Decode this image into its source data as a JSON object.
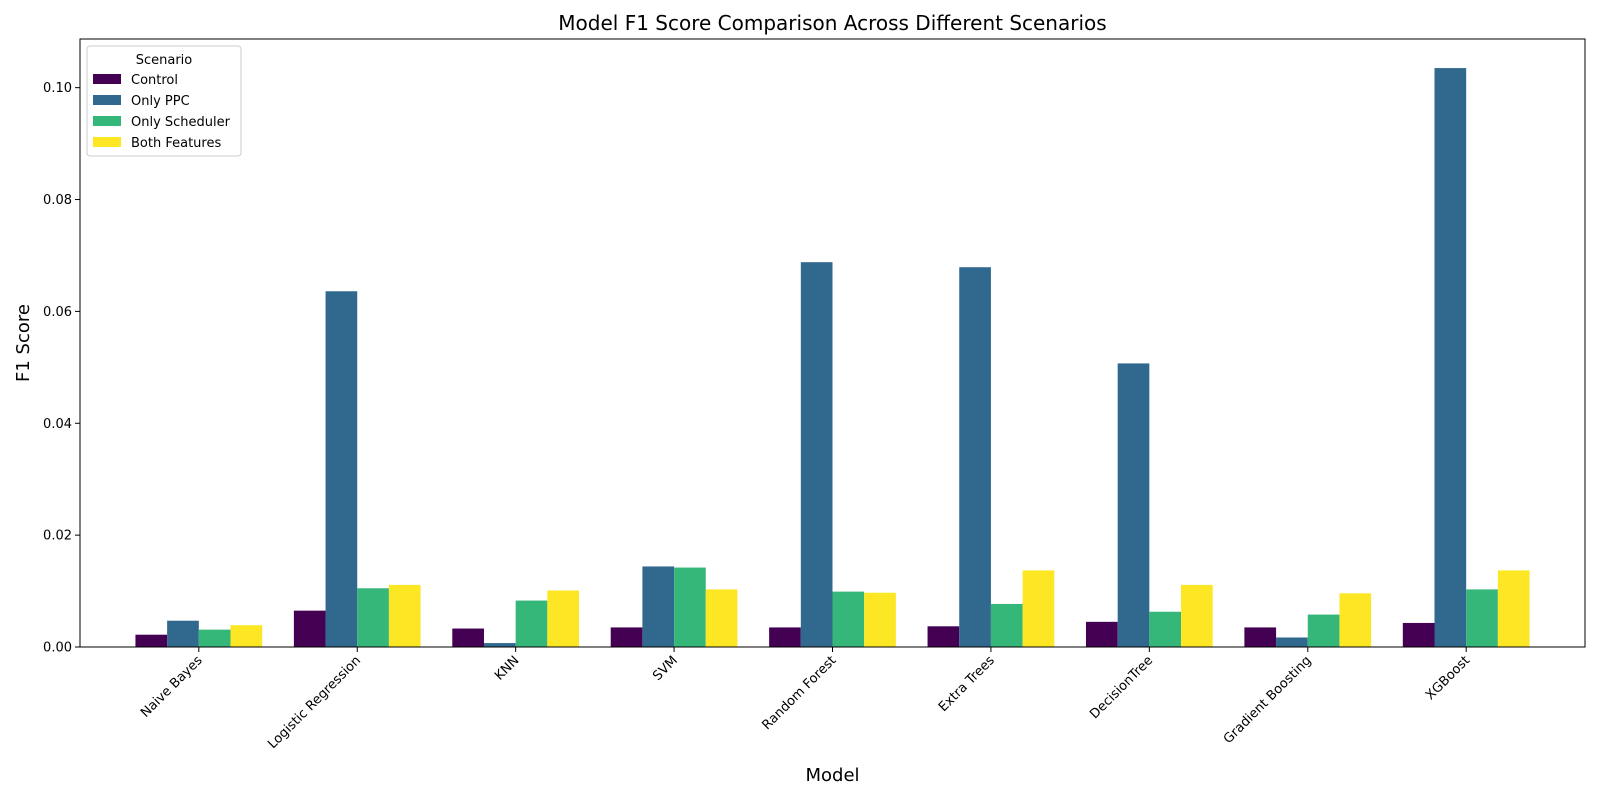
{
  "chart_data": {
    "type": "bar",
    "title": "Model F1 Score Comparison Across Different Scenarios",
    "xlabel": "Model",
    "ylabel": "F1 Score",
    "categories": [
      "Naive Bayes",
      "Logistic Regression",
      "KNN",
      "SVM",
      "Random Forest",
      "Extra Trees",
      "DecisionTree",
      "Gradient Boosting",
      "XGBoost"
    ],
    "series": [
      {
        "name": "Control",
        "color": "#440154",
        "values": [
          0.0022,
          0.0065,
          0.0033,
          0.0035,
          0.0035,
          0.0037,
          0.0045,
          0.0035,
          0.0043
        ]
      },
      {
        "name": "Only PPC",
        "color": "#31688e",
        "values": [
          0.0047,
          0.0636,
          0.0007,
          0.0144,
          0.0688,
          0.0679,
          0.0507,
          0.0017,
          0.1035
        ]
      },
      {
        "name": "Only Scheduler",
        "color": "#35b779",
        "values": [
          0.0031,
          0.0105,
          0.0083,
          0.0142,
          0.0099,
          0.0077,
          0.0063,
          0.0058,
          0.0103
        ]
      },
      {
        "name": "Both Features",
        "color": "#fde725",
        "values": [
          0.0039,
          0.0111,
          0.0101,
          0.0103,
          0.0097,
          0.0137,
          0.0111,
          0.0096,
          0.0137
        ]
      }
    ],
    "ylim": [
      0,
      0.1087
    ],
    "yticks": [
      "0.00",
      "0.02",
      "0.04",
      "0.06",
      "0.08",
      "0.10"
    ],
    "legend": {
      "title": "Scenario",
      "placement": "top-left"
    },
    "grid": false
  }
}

================

**WHAT TO DO:** Report the number of lines containing the string "Score" and add nothing to it.

**TASK RESPONSE:** 2